Objective: Reproduce the passage on China's stock market from "How much longer" up to and including "our market unique.", swapping "Shanghai Composite Index" for "benchmark index".

Text section:

>> BEGIN

Sat, July 13

The Rise and Fall: The Untold Stories of China’s Stock Market Pioneer

How much longer can this stock market fall? On January 31st, the stock market closed down across the board, with the Shanghai Composite Index once again falling below 2800 points. Of course, there is a silver lining, as there are still 4765 stocks leading the way. Although this episode talks about the stock market, it’s not about the current market, but rather the historical market recorded in textbooks. We are accustomed to viewing the stock market from above, but what lies beneath is unknown to us. Today, through a book and from the perspective of someone who experienced the growth of China’s stock market from scratch, we will explore what truly makes our market unique.

>> END

Available data:
>> BEGIN

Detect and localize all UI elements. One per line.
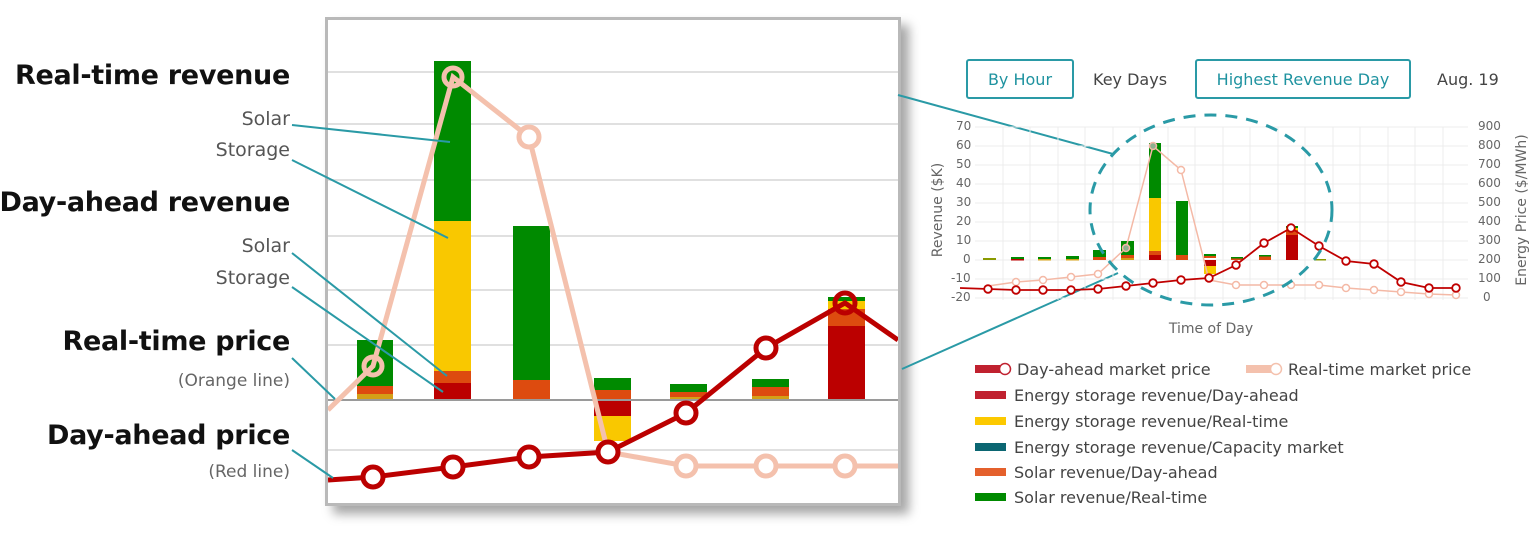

>> END

Answer to the exercise:
How much longer can this stock market fall? On January 31st, the stock market closed down across the board, with the benchmark index once again falling below 2800 points. Of course, there is a silver lining, as there are still 4765 stocks leading the way. Although this episode talks about the stock market, it’s not about the current market, but rather the historical market recorded in textbooks. We are accustomed to viewing the stock market from above, but what lies beneath is unknown to us. Today, through a book and from the perspective of someone who experienced the growth of China’s stock market from scratch, we will explore what truly makes our market unique.